## Direction
Extract every line where the string "Insert" appears.

-.-.-

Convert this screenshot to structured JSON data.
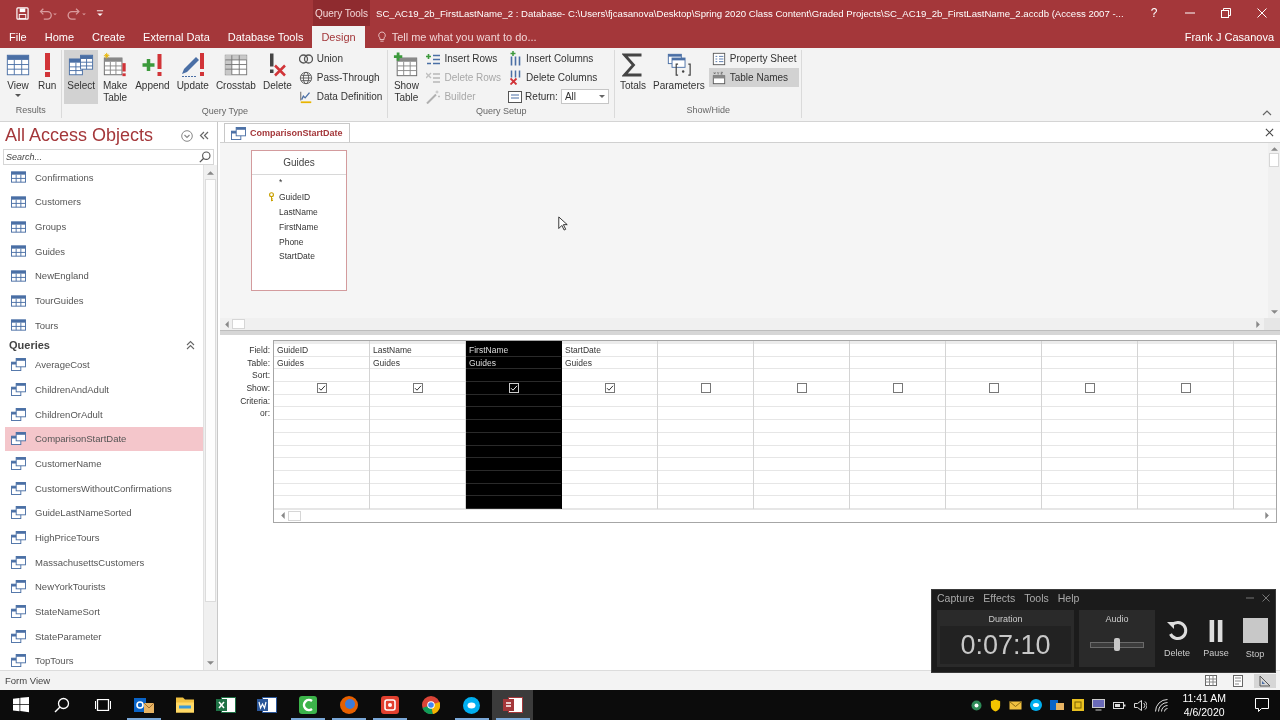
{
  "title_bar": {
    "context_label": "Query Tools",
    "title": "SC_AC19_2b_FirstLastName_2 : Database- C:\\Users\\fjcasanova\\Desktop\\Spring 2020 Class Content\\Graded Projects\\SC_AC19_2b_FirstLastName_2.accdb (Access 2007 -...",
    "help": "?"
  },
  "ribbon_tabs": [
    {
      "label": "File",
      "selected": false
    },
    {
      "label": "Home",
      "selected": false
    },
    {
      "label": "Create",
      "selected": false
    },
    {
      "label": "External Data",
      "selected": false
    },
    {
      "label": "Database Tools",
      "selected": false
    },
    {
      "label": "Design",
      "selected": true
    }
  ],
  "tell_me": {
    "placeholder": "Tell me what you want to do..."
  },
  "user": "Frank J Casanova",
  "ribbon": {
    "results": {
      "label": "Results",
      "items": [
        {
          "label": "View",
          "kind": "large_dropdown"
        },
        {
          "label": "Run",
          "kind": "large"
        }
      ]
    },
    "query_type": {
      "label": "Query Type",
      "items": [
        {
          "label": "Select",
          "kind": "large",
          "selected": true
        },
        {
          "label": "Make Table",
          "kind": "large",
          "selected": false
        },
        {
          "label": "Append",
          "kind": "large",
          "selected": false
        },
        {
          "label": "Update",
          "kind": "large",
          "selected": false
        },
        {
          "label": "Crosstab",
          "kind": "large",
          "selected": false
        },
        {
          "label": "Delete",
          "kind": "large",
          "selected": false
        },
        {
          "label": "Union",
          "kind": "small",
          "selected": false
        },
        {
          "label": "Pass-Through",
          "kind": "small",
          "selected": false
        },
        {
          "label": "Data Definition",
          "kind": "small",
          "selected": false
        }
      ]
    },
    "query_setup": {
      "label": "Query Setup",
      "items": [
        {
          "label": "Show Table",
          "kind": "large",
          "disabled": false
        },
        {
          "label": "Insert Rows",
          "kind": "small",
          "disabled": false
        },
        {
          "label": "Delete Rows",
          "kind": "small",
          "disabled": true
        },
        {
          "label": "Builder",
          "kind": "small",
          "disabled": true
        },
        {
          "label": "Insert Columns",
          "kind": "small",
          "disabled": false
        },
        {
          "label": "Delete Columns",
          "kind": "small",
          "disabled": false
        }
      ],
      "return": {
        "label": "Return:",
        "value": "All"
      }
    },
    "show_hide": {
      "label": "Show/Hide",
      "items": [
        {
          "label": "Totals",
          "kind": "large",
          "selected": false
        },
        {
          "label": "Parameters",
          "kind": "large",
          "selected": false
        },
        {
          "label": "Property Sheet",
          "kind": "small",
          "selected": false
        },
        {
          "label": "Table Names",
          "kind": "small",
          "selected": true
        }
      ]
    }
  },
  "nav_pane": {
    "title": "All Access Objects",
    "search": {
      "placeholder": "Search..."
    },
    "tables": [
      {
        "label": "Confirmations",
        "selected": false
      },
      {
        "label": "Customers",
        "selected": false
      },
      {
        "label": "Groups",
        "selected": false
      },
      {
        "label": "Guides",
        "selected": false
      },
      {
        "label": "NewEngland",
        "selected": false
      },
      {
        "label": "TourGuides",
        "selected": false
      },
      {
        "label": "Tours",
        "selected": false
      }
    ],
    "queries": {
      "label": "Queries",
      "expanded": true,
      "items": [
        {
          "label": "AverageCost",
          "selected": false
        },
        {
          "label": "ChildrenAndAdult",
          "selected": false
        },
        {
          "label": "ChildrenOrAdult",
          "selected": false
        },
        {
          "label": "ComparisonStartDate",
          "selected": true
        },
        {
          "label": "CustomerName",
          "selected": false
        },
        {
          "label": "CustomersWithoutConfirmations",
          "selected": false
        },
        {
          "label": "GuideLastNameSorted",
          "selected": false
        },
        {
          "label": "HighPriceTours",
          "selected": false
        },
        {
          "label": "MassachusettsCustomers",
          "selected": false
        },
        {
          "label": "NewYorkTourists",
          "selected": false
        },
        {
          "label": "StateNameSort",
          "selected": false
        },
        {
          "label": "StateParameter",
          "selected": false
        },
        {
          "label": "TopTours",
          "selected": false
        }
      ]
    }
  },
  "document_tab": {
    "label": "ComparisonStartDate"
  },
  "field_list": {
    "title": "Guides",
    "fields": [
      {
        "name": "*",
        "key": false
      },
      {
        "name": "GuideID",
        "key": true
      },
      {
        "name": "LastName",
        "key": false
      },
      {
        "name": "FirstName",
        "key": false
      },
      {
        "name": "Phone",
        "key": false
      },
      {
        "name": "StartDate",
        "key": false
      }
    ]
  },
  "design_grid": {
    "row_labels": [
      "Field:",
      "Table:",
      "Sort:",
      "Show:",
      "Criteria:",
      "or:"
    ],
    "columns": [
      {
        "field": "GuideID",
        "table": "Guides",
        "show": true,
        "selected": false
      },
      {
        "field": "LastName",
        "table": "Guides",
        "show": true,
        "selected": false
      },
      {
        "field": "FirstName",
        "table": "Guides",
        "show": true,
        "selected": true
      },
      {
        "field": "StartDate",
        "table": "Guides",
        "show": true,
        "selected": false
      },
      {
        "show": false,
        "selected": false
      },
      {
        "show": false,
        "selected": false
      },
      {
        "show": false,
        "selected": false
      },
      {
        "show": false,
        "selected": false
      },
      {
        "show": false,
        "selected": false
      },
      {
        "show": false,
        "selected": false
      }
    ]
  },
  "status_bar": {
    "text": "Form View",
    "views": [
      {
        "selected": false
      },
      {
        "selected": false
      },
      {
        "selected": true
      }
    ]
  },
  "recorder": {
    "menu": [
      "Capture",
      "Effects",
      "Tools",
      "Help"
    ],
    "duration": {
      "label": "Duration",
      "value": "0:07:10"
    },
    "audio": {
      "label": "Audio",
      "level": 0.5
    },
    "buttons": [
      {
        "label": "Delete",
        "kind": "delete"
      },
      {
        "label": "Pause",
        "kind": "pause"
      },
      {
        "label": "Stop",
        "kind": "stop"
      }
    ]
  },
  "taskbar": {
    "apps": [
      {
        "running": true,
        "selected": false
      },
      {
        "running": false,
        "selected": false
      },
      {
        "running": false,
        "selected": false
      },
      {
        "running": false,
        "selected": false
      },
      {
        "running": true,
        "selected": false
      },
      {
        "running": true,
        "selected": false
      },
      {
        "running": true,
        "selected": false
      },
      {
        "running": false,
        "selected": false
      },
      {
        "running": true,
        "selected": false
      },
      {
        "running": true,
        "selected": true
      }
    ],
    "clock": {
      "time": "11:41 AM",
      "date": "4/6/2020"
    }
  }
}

-.-.-

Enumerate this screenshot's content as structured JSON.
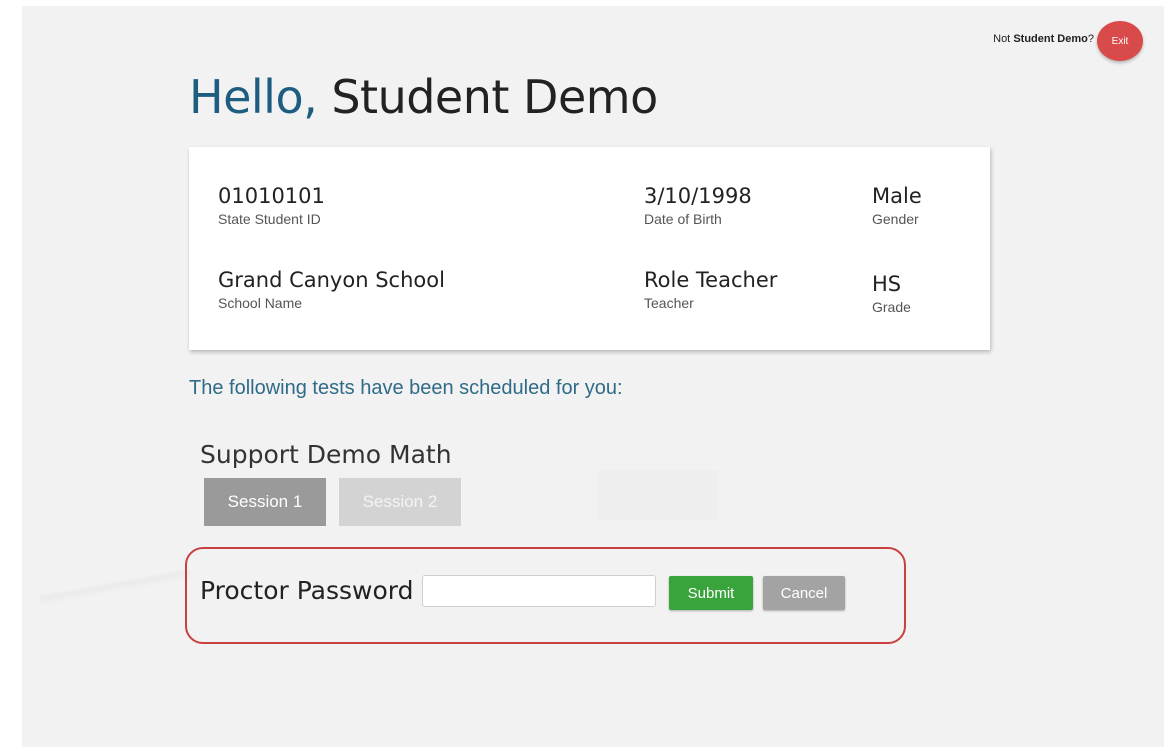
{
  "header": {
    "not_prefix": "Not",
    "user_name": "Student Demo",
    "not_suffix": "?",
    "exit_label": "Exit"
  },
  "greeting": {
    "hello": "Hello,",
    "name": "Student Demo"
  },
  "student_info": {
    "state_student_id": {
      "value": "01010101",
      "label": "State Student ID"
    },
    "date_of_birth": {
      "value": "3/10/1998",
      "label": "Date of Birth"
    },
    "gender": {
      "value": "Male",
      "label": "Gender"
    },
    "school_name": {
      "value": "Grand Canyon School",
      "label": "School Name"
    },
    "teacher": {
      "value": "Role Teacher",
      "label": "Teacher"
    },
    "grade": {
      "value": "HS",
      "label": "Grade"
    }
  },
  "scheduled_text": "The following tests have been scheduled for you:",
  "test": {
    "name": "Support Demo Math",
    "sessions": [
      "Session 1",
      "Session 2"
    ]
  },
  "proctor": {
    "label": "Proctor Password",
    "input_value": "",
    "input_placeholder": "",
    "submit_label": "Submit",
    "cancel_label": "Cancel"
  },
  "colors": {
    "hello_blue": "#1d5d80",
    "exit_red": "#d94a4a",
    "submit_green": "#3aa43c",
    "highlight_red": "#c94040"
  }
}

-.-.-

## The reply
          "label": "Insert Rows",
          "label": "Insert Columns",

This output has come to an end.